▶ _TASK PROMPT_: Find the string "RAOB" and gather every line that holds it.

▶ _STORED ROWS_:
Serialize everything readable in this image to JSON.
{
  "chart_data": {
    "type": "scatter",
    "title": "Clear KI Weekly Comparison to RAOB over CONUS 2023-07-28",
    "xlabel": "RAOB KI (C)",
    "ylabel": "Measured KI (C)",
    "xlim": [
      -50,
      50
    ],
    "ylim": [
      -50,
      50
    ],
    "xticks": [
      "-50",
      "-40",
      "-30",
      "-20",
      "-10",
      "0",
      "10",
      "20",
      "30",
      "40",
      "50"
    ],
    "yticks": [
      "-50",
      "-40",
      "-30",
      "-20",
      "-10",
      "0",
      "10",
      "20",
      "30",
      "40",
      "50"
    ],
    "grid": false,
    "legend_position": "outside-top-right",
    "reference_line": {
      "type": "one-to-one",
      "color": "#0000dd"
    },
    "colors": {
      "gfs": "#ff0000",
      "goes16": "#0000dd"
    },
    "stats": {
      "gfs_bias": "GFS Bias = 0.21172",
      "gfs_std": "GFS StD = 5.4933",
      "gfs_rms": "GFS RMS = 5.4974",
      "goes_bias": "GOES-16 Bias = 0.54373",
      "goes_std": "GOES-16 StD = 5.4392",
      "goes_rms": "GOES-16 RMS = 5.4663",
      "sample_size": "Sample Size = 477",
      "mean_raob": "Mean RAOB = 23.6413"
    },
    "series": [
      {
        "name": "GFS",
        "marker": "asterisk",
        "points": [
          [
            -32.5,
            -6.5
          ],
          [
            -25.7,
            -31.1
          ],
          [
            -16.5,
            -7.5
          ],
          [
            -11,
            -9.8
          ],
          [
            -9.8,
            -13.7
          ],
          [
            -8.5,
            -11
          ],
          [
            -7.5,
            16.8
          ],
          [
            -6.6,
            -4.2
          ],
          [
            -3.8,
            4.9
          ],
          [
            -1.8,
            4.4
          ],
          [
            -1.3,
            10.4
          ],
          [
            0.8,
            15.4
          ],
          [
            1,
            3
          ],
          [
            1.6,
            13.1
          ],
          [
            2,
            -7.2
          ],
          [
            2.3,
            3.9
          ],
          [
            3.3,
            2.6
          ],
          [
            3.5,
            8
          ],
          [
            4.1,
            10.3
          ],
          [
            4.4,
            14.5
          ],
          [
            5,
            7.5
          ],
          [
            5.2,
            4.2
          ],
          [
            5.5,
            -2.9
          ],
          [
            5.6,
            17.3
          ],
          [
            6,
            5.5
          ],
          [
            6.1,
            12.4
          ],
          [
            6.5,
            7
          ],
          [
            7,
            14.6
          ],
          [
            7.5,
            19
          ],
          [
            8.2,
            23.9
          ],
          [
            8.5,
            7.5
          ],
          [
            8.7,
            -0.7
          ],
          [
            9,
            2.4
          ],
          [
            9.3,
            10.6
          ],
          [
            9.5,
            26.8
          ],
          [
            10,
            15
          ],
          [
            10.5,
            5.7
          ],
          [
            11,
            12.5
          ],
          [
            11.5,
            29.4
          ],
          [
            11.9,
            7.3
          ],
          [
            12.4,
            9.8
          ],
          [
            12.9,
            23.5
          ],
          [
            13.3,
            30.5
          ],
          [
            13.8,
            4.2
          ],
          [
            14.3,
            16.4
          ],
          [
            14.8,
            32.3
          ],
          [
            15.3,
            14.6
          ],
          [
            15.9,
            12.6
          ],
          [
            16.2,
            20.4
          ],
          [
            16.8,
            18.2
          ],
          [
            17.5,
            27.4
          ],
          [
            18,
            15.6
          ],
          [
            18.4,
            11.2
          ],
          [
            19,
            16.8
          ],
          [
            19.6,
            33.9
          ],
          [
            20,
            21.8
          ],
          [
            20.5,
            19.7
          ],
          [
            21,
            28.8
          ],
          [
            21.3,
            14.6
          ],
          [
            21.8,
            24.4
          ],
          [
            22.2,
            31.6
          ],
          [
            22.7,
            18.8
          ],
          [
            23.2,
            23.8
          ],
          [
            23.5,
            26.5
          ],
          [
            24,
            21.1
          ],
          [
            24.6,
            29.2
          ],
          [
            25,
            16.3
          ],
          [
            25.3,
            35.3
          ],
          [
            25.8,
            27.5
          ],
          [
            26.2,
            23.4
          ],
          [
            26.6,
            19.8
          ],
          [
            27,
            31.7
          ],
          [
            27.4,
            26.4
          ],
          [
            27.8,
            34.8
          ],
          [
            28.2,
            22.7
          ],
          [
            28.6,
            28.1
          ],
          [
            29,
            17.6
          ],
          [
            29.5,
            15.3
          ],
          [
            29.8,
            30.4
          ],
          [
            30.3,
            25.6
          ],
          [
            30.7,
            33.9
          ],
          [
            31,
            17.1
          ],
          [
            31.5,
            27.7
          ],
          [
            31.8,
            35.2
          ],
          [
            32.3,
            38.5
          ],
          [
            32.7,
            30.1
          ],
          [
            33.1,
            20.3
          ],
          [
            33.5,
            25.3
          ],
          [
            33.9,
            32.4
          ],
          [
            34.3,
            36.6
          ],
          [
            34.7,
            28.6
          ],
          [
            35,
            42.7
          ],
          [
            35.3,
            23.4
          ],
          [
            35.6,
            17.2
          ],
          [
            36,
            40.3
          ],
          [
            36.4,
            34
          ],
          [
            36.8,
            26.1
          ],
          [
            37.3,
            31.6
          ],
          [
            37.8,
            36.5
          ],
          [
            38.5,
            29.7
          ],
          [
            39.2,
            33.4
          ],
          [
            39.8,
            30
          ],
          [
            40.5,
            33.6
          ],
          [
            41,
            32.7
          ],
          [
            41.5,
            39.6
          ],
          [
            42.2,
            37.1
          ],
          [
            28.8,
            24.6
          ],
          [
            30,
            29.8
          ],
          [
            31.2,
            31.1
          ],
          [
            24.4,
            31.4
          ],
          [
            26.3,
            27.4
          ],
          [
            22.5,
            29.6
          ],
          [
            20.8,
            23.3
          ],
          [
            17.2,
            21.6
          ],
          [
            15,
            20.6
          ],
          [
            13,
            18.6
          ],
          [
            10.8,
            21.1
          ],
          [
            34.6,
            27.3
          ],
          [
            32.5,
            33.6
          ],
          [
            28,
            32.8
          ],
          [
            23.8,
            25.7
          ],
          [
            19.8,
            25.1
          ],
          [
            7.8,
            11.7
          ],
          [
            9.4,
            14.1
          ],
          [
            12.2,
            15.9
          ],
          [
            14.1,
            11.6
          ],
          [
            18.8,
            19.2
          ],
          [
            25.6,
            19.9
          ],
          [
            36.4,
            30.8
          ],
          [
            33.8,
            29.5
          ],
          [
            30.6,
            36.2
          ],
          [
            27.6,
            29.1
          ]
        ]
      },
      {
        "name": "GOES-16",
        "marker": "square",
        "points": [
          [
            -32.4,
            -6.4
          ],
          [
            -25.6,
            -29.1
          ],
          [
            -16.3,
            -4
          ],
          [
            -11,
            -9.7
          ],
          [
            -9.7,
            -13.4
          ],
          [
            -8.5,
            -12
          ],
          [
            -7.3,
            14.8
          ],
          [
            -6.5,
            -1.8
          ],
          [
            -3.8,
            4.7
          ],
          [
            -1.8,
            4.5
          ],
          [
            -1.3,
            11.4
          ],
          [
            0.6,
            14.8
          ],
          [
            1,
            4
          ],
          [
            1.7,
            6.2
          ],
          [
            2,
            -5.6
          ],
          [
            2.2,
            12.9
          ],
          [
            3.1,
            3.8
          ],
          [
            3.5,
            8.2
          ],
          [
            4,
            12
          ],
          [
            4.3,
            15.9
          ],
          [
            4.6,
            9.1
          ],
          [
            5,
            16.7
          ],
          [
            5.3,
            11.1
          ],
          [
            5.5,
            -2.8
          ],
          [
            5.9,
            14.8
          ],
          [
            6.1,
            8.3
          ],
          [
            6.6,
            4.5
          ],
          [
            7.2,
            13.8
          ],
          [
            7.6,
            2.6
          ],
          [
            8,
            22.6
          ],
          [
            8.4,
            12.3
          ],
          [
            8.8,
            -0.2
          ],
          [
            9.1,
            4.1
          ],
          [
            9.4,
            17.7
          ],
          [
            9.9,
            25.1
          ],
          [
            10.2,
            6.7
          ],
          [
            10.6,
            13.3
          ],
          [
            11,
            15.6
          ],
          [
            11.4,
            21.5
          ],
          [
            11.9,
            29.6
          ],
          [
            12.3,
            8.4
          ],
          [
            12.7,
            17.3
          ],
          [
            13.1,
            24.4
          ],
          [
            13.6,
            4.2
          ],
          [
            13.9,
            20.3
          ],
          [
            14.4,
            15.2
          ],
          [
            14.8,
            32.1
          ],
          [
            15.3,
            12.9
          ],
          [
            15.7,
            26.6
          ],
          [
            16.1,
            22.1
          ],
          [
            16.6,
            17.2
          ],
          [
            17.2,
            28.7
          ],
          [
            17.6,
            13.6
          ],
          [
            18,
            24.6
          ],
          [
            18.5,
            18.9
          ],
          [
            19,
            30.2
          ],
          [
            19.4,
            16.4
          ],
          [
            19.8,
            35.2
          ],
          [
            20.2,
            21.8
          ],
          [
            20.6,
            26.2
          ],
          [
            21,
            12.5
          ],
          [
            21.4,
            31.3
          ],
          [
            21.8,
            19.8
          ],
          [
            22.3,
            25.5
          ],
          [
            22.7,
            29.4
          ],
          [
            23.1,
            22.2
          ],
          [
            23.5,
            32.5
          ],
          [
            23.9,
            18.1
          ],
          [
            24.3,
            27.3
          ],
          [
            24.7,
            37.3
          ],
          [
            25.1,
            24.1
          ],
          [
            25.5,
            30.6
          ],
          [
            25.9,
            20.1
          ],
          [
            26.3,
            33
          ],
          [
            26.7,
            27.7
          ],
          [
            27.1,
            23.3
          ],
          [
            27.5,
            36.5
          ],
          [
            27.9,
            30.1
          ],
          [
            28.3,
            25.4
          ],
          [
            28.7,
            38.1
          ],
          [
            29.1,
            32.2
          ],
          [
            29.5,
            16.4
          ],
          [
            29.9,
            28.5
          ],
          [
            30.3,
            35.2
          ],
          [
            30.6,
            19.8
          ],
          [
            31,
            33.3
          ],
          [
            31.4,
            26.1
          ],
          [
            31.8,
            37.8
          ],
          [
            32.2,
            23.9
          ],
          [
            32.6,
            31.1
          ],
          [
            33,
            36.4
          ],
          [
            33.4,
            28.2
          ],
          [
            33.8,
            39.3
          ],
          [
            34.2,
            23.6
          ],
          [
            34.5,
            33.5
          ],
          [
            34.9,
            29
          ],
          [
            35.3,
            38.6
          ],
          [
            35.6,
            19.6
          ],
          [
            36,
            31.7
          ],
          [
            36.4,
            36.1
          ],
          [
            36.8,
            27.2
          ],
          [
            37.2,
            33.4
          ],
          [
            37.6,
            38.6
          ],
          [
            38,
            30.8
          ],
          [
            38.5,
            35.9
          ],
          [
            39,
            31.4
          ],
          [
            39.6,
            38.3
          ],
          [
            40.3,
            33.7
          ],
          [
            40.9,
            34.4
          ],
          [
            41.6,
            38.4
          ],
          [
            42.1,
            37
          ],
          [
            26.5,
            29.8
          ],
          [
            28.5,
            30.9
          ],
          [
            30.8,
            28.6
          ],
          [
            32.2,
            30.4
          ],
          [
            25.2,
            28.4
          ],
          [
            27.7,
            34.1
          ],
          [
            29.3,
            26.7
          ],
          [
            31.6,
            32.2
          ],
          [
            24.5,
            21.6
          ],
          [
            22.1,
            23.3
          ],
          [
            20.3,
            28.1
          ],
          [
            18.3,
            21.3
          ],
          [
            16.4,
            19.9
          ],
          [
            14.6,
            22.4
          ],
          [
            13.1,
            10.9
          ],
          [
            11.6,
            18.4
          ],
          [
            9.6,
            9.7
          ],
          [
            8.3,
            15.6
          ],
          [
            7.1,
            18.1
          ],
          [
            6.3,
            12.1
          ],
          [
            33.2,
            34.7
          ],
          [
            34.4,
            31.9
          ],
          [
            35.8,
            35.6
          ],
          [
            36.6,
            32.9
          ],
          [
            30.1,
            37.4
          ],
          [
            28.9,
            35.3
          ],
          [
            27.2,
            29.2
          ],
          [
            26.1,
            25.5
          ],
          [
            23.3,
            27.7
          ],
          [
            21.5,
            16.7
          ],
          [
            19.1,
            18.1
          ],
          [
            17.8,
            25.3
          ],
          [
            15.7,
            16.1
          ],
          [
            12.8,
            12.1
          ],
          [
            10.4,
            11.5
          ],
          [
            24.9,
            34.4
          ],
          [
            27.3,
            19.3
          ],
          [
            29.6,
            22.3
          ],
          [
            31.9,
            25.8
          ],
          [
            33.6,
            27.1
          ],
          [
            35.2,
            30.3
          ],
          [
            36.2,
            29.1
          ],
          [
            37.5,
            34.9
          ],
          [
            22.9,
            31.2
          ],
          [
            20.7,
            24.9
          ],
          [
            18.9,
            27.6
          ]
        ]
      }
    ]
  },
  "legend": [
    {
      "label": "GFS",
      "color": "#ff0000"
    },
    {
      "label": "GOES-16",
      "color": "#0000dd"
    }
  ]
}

▶ _EXERCISE SOLUTION_:
    "title": "Clear KI Weekly Comparison to RAOB over CONUS 2023-07-28",
    "xlabel": "RAOB KI (C)",
      "mean_raob": "Mean RAOB = 23.6413"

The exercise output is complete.